**WHAT YOU NEED TO DO**
Give all the lines below again, exactly, with no pictures.

•••

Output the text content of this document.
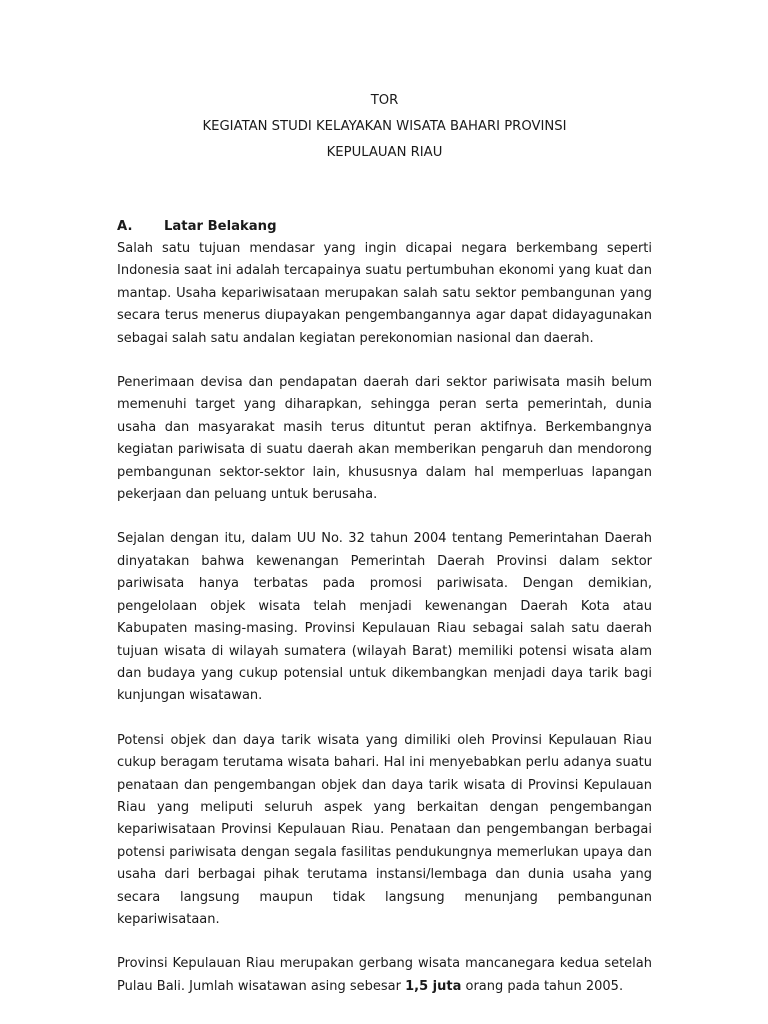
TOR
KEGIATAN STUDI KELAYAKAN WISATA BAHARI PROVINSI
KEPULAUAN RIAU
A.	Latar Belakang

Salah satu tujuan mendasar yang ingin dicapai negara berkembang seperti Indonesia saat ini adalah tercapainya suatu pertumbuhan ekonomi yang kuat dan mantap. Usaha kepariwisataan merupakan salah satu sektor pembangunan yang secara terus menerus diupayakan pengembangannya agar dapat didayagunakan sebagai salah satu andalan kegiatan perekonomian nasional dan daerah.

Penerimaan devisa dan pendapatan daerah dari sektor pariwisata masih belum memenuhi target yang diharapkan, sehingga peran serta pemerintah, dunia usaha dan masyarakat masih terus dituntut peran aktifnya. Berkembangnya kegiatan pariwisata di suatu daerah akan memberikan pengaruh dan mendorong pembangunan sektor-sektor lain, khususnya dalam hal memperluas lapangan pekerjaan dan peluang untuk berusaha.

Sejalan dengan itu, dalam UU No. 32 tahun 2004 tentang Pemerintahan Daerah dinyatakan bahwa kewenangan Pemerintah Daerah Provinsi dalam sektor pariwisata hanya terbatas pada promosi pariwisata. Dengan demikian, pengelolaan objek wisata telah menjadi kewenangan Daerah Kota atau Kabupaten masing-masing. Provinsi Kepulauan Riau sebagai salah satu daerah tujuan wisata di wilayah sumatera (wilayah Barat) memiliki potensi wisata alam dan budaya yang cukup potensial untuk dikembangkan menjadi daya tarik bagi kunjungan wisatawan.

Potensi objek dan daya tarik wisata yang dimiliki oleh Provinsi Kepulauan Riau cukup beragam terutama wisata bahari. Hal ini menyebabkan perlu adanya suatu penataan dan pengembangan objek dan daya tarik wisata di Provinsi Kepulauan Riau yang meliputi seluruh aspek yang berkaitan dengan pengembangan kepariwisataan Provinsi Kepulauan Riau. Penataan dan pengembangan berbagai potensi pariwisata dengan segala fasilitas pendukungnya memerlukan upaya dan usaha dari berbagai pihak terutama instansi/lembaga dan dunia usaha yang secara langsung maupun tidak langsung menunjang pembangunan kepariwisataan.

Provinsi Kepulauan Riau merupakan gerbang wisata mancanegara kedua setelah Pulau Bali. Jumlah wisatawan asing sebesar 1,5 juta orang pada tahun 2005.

•••

**RESULT**
Output the text content of this document.
TOR
KEGIATAN STUDI KELAYAKAN WISATA BAHARI PROVINSI
KEPULAUAN RIAU
A.	Latar Belakang

Salah satu tujuan mendasar yang ingin dicapai negara berkembang seperti Indonesia saat ini adalah tercapainya suatu pertumbuhan ekonomi yang kuat dan mantap. Usaha kepariwisataan merupakan salah satu sektor pembangunan yang secara terus menerus diupayakan pengembangannya agar dapat didayagunakan sebagai salah satu andalan kegiatan perekonomian nasional dan daerah.

Penerimaan devisa dan pendapatan daerah dari sektor pariwisata masih belum memenuhi target yang diharapkan, sehingga peran serta pemerintah, dunia usaha dan masyarakat masih terus dituntut peran aktifnya. Berkembangnya kegiatan pariwisata di suatu daerah akan memberikan pengaruh dan mendorong pembangunan sektor-sektor lain, khususnya dalam hal memperluas lapangan pekerjaan dan peluang untuk berusaha.

Sejalan dengan itu, dalam UU No. 32 tahun 2004 tentang Pemerintahan Daerah dinyatakan bahwa kewenangan Pemerintah Daerah Provinsi dalam sektor pariwisata hanya terbatas pada promosi pariwisata. Dengan demikian, pengelolaan objek wisata telah menjadi kewenangan Daerah Kota atau Kabupaten masing-masing. Provinsi Kepulauan Riau sebagai salah satu daerah tujuan wisata di wilayah sumatera (wilayah Barat) memiliki potensi wisata alam dan budaya yang cukup potensial untuk dikembangkan menjadi daya tarik bagi kunjungan wisatawan.

Potensi objek dan daya tarik wisata yang dimiliki oleh Provinsi Kepulauan Riau cukup beragam terutama wisata bahari. Hal ini menyebabkan perlu adanya suatu penataan dan pengembangan objek dan daya tarik wisata di Provinsi Kepulauan Riau yang meliputi seluruh aspek yang berkaitan dengan pengembangan kepariwisataan Provinsi Kepulauan Riau. Penataan dan pengembangan berbagai potensi pariwisata dengan segala fasilitas pendukungnya memerlukan upaya dan usaha dari berbagai pihak terutama instansi/lembaga dan dunia usaha yang secara langsung maupun tidak langsung menunjang pembangunan kepariwisataan.

Provinsi Kepulauan Riau merupakan gerbang wisata mancanegara kedua setelah Pulau Bali. Jumlah wisatawan asing sebesar 1,5 juta orang pada tahun 2005.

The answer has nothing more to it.